→ INSTRUCTION: Return each line that holds the word "versions".

→ RECORDS PROVIDED:
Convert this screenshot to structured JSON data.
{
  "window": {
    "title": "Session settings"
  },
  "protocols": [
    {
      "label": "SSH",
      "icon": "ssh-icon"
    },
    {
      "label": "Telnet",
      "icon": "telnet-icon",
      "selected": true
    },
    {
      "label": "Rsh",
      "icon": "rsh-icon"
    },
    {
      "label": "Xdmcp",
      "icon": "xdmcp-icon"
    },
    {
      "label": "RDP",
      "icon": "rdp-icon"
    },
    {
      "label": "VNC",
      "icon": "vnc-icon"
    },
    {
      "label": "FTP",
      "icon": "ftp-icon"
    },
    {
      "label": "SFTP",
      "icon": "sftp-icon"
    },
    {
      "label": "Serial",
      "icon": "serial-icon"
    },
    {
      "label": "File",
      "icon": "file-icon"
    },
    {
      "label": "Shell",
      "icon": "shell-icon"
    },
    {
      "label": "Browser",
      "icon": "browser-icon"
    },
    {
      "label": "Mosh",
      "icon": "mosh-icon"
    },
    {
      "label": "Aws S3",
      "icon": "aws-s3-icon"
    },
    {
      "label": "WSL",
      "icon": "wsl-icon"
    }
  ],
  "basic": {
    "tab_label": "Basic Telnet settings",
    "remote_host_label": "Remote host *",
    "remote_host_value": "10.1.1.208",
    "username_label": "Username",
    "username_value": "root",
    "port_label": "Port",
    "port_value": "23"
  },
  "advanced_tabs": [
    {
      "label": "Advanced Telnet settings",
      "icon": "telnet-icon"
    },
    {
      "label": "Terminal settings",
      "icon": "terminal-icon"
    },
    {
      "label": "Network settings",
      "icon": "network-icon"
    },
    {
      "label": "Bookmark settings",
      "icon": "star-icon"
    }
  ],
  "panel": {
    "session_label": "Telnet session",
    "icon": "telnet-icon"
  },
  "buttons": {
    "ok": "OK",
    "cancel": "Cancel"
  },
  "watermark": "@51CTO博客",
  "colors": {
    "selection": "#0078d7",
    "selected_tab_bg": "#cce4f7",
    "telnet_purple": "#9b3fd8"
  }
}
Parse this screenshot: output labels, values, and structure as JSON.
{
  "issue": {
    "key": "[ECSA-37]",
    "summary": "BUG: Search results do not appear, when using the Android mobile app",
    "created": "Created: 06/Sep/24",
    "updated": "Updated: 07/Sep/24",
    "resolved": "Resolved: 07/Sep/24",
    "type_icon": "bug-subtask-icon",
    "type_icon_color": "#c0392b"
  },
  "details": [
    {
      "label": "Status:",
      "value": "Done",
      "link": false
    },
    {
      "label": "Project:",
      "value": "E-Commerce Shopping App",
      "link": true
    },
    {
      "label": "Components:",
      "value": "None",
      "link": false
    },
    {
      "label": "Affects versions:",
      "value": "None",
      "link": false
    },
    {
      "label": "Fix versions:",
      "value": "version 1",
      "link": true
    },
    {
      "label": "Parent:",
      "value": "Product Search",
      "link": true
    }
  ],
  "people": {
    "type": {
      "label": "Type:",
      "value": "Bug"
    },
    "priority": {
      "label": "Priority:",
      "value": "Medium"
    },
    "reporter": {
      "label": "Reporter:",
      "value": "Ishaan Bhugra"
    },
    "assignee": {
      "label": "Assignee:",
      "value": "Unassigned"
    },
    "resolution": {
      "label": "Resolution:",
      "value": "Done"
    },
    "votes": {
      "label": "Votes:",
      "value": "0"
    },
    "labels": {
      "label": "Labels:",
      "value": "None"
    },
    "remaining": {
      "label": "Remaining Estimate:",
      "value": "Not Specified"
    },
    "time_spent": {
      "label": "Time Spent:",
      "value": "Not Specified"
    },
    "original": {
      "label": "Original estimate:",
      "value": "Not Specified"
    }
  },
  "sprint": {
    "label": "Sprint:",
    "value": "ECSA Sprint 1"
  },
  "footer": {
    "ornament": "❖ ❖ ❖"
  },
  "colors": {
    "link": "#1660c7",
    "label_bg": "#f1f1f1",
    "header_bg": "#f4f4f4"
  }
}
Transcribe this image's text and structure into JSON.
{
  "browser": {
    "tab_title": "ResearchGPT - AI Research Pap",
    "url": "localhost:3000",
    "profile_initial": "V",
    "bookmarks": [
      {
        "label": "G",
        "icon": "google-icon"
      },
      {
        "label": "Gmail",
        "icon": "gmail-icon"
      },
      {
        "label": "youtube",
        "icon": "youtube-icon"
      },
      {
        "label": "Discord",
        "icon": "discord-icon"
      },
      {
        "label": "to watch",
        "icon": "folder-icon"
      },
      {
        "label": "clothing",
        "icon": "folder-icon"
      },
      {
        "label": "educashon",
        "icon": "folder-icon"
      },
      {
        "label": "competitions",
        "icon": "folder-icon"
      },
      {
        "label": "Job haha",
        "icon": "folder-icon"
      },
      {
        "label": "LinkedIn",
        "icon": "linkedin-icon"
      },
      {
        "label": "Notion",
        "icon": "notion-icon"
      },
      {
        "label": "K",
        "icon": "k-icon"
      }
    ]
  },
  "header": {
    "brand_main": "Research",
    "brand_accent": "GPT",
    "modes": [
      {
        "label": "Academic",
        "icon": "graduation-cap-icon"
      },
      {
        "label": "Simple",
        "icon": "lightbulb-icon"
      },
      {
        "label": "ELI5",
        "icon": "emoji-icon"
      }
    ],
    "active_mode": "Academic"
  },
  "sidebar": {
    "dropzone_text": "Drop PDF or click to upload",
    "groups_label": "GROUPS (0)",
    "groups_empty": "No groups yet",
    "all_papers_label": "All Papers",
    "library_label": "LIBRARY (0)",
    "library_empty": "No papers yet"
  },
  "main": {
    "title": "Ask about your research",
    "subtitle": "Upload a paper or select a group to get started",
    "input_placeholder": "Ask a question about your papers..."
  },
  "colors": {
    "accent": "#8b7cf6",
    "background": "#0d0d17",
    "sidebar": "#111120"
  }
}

→ OUTPUT OF THE EXERCISE:
      "label": "Affects versions:",
      "label": "Fix versions:",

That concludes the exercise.